| What the task asks |
Write out every entry exactly as it appears.
:: Data entries ::
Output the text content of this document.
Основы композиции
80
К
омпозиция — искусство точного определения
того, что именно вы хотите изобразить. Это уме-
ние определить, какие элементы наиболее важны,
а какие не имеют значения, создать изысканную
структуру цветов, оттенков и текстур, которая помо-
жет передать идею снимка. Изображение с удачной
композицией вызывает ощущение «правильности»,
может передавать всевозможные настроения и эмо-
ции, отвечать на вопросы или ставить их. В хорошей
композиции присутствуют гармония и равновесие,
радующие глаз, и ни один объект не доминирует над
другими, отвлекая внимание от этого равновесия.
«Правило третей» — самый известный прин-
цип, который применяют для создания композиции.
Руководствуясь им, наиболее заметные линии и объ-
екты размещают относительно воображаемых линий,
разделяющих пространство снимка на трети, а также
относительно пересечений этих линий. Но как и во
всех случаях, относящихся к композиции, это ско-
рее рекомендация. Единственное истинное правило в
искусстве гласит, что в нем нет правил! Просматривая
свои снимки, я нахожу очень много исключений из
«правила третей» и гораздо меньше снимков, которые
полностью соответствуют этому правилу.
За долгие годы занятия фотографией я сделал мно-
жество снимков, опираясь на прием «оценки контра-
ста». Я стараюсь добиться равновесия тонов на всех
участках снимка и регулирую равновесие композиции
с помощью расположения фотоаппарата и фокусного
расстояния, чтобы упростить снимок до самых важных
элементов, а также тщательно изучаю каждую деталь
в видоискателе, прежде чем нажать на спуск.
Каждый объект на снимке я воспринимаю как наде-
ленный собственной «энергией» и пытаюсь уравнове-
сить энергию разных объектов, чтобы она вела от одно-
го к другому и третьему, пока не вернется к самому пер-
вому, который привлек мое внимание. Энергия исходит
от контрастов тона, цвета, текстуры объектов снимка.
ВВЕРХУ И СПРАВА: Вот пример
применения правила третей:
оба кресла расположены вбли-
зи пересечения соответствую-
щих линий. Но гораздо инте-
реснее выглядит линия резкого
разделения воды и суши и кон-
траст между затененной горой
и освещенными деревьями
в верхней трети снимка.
:::
| Written reply |
Output the text content of this document.
Основы композиции
80
К
омпозиция — искусство точного определения
того, что именно вы хотите изобразить. Это уме-
ние определить, какие элементы наиболее важны,
а какие не имеют значения, создать изысканную
структуру цветов, оттенков и текстур, которая помо-
жет передать идею снимка. Изображение с удачной
композицией вызывает ощущение «правильности»,
может передавать всевозможные настроения и эмо-
ции, отвечать на вопросы или ставить их. В хорошей
композиции присутствуют гармония и равновесие,
радующие глаз, и ни один объект не доминирует над
другими, отвлекая внимание от этого равновесия.
«Правило третей» — самый известный прин-
цип, который применяют для создания композиции.
Руководствуясь им, наиболее заметные линии и объ-
екты размещают относительно воображаемых линий,
разделяющих пространство снимка на трети, а также
относительно пересечений этих линий. Но как и во
всех случаях, относящихся к композиции, это ско-
рее рекомендация. Единственное истинное правило в
искусстве гласит, что в нем нет правил! Просматривая
свои снимки, я нахожу очень много исключений из
«правила третей» и гораздо меньше снимков, которые
полностью соответствуют этому правилу.
За долгие годы занятия фотографией я сделал мно-
жество снимков, опираясь на прием «оценки контра-
ста». Я стараюсь добиться равновесия тонов на всех
участках снимка и регулирую равновесие композиции
с помощью расположения фотоаппарата и фокусного
расстояния, чтобы упростить снимок до самых важных
элементов, а также тщательно изучаю каждую деталь
в видоискателе, прежде чем нажать на спуск.
Каждый объект на снимке я воспринимаю как наде-
ленный собственной «энергией» и пытаюсь уравнове-
сить энергию разных объектов, чтобы она вела от одно-
го к другому и третьему, пока не вернется к самому пер-
вому, который привлек мое внимание. Энергия исходит
от контрастов тона, цвета, текстуры объектов снимка.
ВВЕРХУ И СПРАВА: Вот пример
применения правила третей:
оба кресла расположены вбли-
зи пересечения соответствую-
щих линий. Но гораздо инте-
реснее выглядит линия резкого
разделения воды и суши и кон-
траст между затененной горой
и освещенными деревьями
в верхней трети снимка.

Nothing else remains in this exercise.